=== THE REQUEST ===
Transcribe every entry word for word, but skip the images.

=== SOURCE DATA ===
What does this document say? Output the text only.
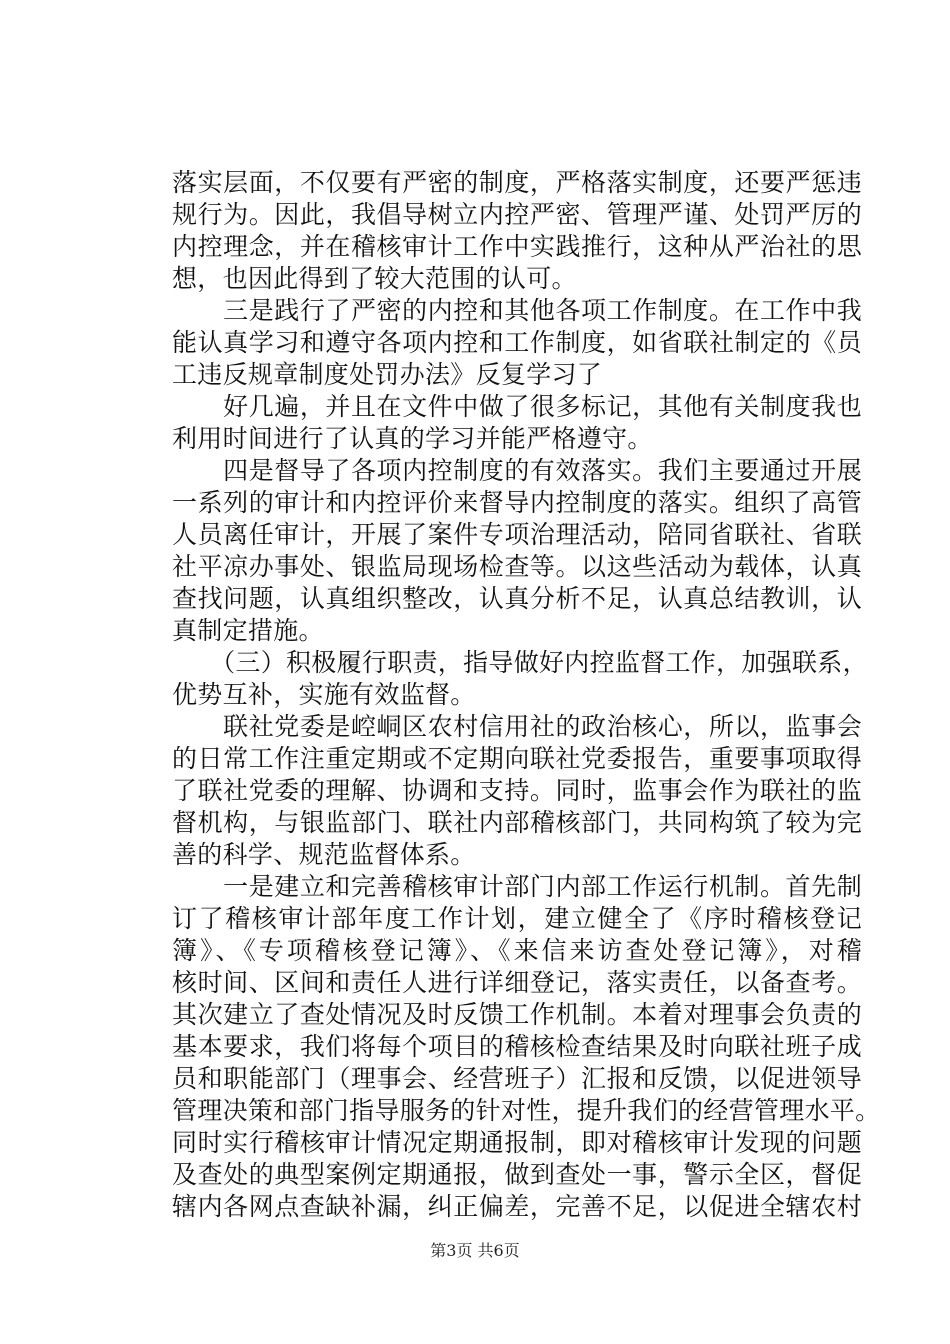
落实层面，不仅要有严密的制度，严格落实制度，还要严惩违
规行为。因此，我倡导树立内控严密、管理严谨、处罚严厉的
内控理念，并在稽核审计工作中实践推行，这种从严治社的思
想，也因此得到了较大范围的认可。
　　三是践行了严密的内控和其他各项工作制度。在工作中我
能认真学习和遵守各项内控和工作制度，如省联社制定的《员
工违反规章制度处罚办法》反复学习了
　　好几遍，并且在文件中做了很多标记，其他有关制度我也
利用时间进行了认真的学习并能严格遵守。
　　四是督导了各项内控制度的有效落实。我们主要通过开展
一系列的审计和内控评价来督导内控制度的落实。组织了高管
人员离任审计，开展了案件专项治理活动，陪同省联社、省联
社平凉办事处、银监局现场检查等。以这些活动为载体，认真
查找问题，认真组织整改，认真分析不足，认真总结教训，认
真制定措施。
　　（三）积极履行职责，指导做好内控监督工作，加强联系，
优势互补，实施有效监督。
　　联社党委是崆峒区农村信用社的政治核心，所以，监事会
的日常工作注重定期或不定期向联社党委报告，重要事项取得
了联社党委的理解、协调和支持。同时，监事会作为联社的监
督机构，与银监部门、联社内部稽核部门，共同构筑了较为完
善的科学、规范监督体系。
　　一是建立和完善稽核审计部门内部工作运行机制。首先制
订了稽核审计部年度工作计划，建立健全了《序时稽核登记
簿》、《专项稽核登记簿》、《来信来访查处登记簿》，对稽
核时间、区间和责任人进行详细登记，落实责任，以备查考。
其次建立了查处情况及时反馈工作机制。本着对理事会负责的
基本要求，我们将每个项目的稽核检查结果及时向联社班子成
员和职能部门（理事会、经营班子）汇报和反馈，以促进领导
管理决策和部门指导服务的针对性，提升我们的经营管理水平。
同时实行稽核审计情况定期通报制，即对稽核审计发现的问题
及查处的典型案例定期通报，做到查处一事，警示全区，督促
辖内各网点查缺补漏，纠正偏差，完善不足，以促进全辖农村
第3页 共6页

=== SOLUTION ===
What does this document say? Output the text only.
落实层面，不仅要有严密的制度，严格落实制度，还要严惩违
规行为。因此，我倡导树立内控严密、管理严谨、处罚严厉的
内控理念，并在稽核审计工作中实践推行，这种从严治社的思
想，也因此得到了较大范围的认可。
　　三是践行了严密的内控和其他各项工作制度。在工作中我
能认真学习和遵守各项内控和工作制度，如省联社制定的《员
工违反规章制度处罚办法》反复学习了
　　好几遍，并且在文件中做了很多标记，其他有关制度我也
利用时间进行了认真的学习并能严格遵守。
　　四是督导了各项内控制度的有效落实。我们主要通过开展
一系列的审计和内控评价来督导内控制度的落实。组织了高管
人员离任审计，开展了案件专项治理活动，陪同省联社、省联
社平凉办事处、银监局现场检查等。以这些活动为载体，认真
查找问题，认真组织整改，认真分析不足，认真总结教训，认
真制定措施。
　　（三）积极履行职责，指导做好内控监督工作，加强联系，
优势互补，实施有效监督。
　　联社党委是崆峒区农村信用社的政治核心，所以，监事会
的日常工作注重定期或不定期向联社党委报告，重要事项取得
了联社党委的理解、协调和支持。同时，监事会作为联社的监
督机构，与银监部门、联社内部稽核部门，共同构筑了较为完
善的科学、规范监督体系。
　　一是建立和完善稽核审计部门内部工作运行机制。首先制
订了稽核审计部年度工作计划，建立健全了《序时稽核登记
簿》、《专项稽核登记簿》、《来信来访查处登记簿》，对稽
核时间、区间和责任人进行详细登记，落实责任，以备查考。
其次建立了查处情况及时反馈工作机制。本着对理事会负责的
基本要求，我们将每个项目的稽核检查结果及时向联社班子成
员和职能部门（理事会、经营班子）汇报和反馈，以促进领导
管理决策和部门指导服务的针对性，提升我们的经营管理水平。
同时实行稽核审计情况定期通报制，即对稽核审计发现的问题
及查处的典型案例定期通报，做到查处一事，警示全区，督促
辖内各网点查缺补漏，纠正偏差，完善不足，以促进全辖农村
第3页 共6页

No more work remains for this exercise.